▸ TASK DETAILS: Assemble all lines in which the string "pointer" appears.

▸ RECORD EXTRACTS:
■ ■ ■ ■

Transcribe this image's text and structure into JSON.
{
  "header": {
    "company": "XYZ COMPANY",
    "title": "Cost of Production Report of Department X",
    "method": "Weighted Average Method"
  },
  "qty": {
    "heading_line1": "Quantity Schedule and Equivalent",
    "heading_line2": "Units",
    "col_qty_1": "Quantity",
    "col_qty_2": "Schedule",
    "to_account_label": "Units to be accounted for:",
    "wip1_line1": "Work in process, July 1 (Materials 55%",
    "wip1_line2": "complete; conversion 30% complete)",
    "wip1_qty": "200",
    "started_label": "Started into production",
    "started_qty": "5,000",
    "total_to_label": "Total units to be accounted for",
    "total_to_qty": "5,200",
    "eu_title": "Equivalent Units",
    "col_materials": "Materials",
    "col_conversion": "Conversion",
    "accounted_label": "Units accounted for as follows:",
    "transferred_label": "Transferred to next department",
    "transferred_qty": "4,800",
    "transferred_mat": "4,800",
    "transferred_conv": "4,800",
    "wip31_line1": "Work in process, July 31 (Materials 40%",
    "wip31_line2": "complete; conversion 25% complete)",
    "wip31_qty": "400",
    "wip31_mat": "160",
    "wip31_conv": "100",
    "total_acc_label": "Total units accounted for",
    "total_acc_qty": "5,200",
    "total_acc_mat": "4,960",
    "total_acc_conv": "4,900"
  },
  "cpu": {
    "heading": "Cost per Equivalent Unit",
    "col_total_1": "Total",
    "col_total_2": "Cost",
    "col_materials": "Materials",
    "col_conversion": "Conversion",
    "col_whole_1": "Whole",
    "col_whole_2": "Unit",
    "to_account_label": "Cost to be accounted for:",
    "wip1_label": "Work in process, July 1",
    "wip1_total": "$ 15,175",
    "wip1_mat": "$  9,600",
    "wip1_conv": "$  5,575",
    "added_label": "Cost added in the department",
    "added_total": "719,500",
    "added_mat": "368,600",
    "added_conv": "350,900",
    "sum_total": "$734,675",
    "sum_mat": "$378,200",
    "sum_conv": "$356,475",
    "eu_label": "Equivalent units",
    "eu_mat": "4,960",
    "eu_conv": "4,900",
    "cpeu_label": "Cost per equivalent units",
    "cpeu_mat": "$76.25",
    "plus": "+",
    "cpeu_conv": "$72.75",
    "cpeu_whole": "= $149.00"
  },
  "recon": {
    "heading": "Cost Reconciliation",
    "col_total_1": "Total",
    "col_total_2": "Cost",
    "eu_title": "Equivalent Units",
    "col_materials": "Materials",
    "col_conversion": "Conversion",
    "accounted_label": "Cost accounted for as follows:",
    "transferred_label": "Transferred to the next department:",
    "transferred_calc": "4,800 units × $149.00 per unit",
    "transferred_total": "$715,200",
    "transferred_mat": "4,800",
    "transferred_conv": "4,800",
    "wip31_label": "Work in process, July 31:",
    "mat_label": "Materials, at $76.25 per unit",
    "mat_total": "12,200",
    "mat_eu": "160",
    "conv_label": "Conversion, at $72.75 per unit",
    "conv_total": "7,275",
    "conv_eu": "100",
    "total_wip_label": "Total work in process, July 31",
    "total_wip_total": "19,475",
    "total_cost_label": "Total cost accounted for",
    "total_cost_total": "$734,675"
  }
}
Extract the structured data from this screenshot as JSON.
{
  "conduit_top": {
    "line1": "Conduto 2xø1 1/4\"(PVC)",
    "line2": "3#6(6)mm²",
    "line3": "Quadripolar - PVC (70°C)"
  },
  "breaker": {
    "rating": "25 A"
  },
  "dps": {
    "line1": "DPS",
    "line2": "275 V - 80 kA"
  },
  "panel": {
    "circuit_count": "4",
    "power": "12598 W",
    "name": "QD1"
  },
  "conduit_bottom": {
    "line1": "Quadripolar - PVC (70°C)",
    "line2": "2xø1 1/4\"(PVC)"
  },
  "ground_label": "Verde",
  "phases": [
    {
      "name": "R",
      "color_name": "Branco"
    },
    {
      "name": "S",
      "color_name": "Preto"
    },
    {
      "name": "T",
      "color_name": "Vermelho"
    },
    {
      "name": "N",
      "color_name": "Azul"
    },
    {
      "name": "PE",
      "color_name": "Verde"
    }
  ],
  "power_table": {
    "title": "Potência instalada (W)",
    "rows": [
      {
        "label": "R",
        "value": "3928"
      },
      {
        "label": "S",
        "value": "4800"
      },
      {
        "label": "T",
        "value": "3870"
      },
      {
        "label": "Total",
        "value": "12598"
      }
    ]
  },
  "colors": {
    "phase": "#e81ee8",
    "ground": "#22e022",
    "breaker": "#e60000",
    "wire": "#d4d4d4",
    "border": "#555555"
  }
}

■ ■ ■ ■

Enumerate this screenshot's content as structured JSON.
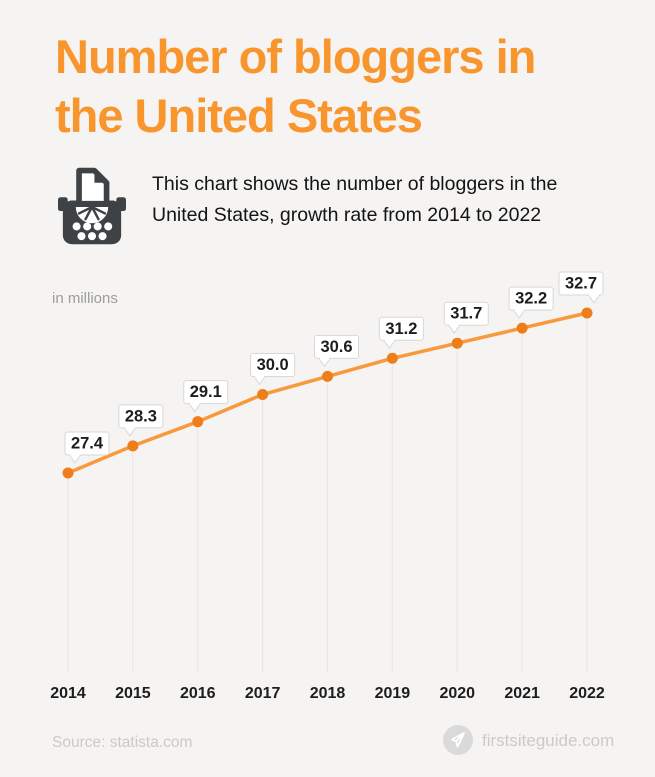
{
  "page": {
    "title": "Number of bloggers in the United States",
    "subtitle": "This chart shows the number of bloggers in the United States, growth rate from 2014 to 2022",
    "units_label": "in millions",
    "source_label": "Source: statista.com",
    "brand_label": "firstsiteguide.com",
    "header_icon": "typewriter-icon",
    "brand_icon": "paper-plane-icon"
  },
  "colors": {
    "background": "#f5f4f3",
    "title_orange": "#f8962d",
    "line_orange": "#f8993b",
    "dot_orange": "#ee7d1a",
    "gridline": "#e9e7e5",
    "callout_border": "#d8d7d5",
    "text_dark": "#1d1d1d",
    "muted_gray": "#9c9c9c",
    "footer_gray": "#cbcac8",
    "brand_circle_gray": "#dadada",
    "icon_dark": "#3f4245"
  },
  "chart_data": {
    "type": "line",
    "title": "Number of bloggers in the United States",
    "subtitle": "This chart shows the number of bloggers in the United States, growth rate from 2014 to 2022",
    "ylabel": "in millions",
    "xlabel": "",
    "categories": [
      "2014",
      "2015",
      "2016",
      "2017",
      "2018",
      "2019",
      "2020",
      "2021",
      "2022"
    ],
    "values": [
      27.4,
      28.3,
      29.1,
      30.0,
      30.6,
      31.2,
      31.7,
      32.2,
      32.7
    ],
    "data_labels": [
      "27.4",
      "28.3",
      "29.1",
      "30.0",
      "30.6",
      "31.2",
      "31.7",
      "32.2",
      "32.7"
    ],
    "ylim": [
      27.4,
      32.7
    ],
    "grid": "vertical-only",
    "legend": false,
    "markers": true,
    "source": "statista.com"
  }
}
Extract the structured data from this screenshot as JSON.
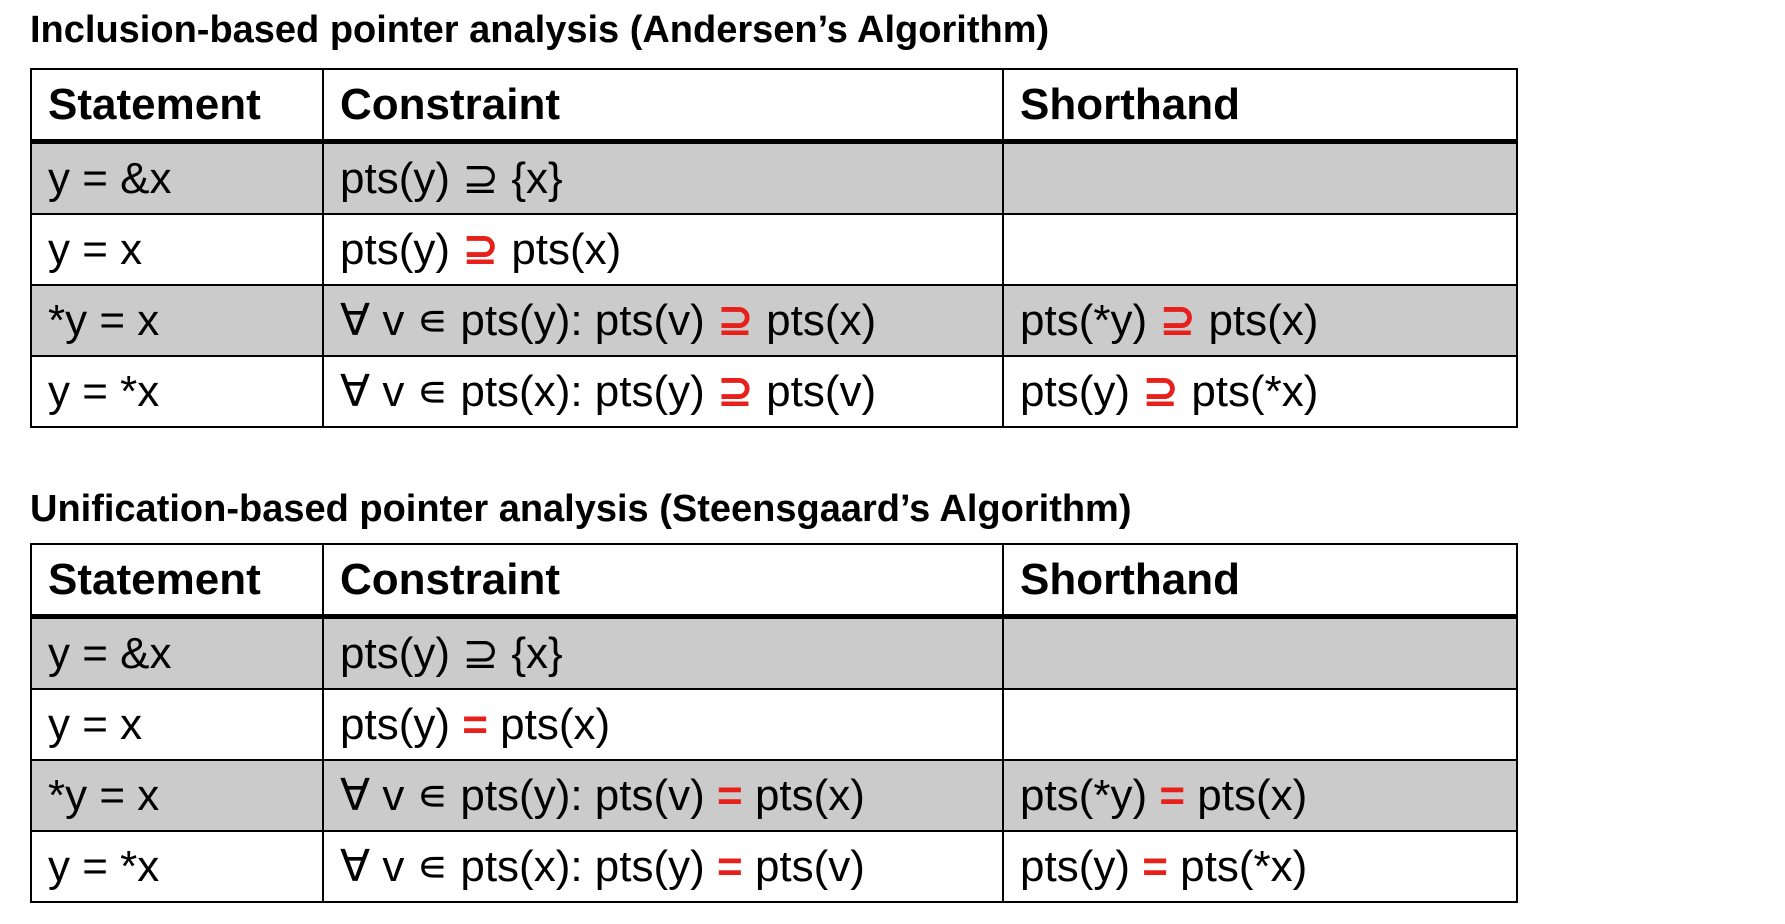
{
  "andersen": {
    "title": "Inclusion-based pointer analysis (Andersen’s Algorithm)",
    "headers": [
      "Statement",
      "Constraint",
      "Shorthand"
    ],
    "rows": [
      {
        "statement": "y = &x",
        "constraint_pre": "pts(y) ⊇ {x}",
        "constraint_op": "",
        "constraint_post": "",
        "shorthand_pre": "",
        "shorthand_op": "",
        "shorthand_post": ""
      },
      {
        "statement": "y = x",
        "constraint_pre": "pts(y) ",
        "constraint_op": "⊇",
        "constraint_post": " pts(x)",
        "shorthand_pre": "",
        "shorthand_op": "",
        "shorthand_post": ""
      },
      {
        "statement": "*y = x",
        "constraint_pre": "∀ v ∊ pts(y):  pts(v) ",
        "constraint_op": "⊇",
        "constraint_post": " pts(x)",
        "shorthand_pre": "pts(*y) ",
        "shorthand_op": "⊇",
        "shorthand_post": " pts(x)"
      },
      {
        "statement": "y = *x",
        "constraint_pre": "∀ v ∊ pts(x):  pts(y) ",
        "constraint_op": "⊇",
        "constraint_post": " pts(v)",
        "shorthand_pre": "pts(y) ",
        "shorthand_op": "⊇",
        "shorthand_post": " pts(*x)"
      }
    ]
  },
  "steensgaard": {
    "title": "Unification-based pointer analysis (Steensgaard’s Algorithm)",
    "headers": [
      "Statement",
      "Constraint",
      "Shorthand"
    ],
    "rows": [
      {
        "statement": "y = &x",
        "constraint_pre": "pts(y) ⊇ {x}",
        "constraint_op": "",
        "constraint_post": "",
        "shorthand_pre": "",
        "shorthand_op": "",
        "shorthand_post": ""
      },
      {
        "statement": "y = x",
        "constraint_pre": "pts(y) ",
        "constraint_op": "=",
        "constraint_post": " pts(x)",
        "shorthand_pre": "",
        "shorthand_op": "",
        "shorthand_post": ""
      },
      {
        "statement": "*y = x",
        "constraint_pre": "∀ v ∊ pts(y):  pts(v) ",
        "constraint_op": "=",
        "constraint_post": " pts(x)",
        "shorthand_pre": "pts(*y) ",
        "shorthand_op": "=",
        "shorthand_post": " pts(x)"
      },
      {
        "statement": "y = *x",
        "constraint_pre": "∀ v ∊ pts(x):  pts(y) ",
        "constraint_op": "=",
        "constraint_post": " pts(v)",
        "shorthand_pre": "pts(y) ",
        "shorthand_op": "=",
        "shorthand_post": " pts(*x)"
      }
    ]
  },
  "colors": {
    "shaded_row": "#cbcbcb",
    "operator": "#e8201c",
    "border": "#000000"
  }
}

■ ■ ■ ■

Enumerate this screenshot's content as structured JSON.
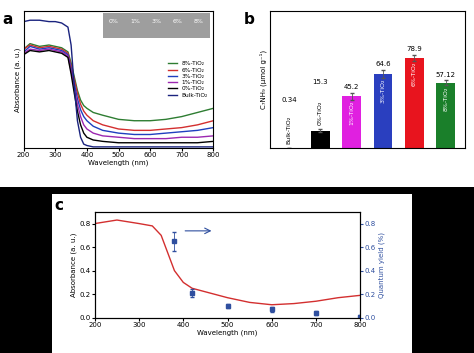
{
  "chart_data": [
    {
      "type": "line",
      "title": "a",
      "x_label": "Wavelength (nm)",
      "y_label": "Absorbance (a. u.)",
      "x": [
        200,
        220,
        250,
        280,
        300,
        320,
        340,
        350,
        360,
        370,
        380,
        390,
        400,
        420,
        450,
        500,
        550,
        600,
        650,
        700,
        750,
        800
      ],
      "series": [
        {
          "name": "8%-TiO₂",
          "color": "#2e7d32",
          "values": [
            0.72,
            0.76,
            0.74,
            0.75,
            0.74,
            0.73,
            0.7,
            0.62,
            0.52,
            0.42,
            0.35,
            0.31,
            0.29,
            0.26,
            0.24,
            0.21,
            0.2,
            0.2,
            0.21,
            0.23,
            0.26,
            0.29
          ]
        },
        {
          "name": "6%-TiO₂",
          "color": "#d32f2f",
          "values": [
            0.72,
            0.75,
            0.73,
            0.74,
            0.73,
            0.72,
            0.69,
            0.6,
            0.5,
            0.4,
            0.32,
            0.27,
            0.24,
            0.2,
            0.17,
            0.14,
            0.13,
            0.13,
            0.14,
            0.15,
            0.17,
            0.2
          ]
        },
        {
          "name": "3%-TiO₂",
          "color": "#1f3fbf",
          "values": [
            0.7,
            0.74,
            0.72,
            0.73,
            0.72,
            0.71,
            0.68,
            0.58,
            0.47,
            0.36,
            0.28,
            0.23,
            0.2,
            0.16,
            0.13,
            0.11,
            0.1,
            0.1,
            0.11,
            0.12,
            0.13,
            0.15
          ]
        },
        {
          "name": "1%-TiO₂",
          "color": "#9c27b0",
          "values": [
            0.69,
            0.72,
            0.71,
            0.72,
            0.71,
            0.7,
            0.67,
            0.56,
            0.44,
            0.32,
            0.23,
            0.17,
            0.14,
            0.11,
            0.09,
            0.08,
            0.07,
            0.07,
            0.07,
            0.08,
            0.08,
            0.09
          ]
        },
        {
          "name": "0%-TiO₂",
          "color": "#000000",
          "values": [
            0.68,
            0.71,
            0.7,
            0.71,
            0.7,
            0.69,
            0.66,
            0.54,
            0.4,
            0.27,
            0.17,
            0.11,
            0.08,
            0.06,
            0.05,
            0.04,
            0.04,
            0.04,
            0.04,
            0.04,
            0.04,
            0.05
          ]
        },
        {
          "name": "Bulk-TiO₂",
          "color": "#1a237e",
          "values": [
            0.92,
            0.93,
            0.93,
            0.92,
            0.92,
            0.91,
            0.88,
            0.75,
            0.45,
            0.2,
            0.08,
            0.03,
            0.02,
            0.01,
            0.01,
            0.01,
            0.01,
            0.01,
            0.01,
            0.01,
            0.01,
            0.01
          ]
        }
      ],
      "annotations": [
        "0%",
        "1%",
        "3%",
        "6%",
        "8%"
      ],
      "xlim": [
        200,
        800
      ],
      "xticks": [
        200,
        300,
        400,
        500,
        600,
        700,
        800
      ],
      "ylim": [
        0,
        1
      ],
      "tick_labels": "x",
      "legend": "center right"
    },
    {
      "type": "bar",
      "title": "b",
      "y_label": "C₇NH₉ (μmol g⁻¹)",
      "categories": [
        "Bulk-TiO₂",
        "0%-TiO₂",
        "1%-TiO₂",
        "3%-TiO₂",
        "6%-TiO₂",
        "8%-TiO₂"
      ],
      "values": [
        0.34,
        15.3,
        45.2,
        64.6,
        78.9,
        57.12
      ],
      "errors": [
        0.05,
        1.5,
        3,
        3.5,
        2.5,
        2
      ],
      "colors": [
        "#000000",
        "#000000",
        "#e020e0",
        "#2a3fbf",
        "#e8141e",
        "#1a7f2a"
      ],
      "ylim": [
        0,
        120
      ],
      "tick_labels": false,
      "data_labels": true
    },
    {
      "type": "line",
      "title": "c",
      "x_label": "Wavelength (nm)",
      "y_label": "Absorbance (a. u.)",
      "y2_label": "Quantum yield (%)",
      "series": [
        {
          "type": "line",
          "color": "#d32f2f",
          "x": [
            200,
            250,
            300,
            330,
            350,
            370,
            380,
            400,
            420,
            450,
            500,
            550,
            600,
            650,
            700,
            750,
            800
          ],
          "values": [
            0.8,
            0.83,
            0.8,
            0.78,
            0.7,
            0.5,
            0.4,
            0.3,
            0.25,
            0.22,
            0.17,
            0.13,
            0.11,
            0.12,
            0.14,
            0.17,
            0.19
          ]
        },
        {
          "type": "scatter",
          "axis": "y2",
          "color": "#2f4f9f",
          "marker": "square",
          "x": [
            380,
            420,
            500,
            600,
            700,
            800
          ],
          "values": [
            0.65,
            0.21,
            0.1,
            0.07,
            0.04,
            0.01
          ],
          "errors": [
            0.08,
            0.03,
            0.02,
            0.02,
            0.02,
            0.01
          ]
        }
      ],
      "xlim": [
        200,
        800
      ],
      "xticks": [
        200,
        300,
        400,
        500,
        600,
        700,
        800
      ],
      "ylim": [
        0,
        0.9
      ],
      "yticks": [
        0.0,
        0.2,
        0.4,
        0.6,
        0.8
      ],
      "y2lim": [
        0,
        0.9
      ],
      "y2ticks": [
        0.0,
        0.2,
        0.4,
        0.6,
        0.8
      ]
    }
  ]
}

■ ■ ■ ■

▸ TASK RESULT:
    "title": "Inclusion-based pointer analysis (Andersen’s Algorithm)",
    "title": "Unification-based pointer analysis (Steensgaard’s Algorithm)",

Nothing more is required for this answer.